■ Task goal
Transcribe each line exactly.

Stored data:

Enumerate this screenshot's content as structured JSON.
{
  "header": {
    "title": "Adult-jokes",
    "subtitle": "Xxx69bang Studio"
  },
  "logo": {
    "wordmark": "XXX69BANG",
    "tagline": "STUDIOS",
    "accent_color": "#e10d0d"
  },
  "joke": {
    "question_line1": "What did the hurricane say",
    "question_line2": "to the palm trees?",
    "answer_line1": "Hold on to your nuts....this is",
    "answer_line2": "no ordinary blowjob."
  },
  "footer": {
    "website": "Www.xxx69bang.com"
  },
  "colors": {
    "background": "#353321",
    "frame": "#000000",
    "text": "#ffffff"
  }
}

■ Written answer
Enumerate this screenshot's content as structured JSON.
{
  "header": {
    "title": "Adult-jokes",
    "subtitle": "Xxx69bang Studio"
  },
  "logo": {
    "wordmark": "XXX69BANG",
    "tagline": "STUDIOS",
    "accent_color": "#e10d0d"
  },
  "joke": {
    "question_line1": "What did the hurricane say",
    "question_line2": "to the palm trees?",
    "answer_line1": "Hold on to your nuts....this is",
    "answer_line2": "no ordinary blowjob."
  },
  "footer": {
    "website": "Www.xxx69bang.com"
  },
  "colors": {
    "background": "#353321",
    "frame": "#000000",
    "text": "#ffffff"
  }
}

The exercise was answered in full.